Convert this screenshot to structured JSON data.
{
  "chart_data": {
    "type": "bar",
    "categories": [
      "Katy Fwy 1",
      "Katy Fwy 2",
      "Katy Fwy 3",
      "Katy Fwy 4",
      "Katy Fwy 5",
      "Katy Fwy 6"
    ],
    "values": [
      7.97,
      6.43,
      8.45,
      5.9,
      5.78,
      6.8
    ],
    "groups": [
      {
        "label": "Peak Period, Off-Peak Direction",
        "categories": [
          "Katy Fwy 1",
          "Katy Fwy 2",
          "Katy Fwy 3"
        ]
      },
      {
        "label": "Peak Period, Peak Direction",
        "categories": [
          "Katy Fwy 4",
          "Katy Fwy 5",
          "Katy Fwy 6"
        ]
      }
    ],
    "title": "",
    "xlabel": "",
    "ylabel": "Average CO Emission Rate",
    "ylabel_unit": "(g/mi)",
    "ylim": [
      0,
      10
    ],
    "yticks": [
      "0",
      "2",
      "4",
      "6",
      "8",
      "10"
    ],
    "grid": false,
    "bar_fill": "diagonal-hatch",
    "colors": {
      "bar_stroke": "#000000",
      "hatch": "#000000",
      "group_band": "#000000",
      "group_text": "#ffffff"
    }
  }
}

..............................

Written instruction -> Copy all the records above precisely.

Complete output ->
Convert this screenshot to structured JSON data.
{
  "chart_data": {
    "type": "bar",
    "categories": [
      "Katy Fwy 1",
      "Katy Fwy 2",
      "Katy Fwy 3",
      "Katy Fwy 4",
      "Katy Fwy 5",
      "Katy Fwy 6"
    ],
    "values": [
      7.97,
      6.43,
      8.45,
      5.9,
      5.78,
      6.8
    ],
    "groups": [
      {
        "label": "Peak Period, Off-Peak Direction",
        "categories": [
          "Katy Fwy 1",
          "Katy Fwy 2",
          "Katy Fwy 3"
        ]
      },
      {
        "label": "Peak Period, Peak Direction",
        "categories": [
          "Katy Fwy 4",
          "Katy Fwy 5",
          "Katy Fwy 6"
        ]
      }
    ],
    "title": "",
    "xlabel": "",
    "ylabel": "Average CO Emission Rate",
    "ylabel_unit": "(g/mi)",
    "ylim": [
      0,
      10
    ],
    "yticks": [
      "0",
      "2",
      "4",
      "6",
      "8",
      "10"
    ],
    "grid": false,
    "bar_fill": "diagonal-hatch",
    "colors": {
      "bar_stroke": "#000000",
      "hatch": "#000000",
      "group_band": "#000000",
      "group_text": "#ffffff"
    }
  }
}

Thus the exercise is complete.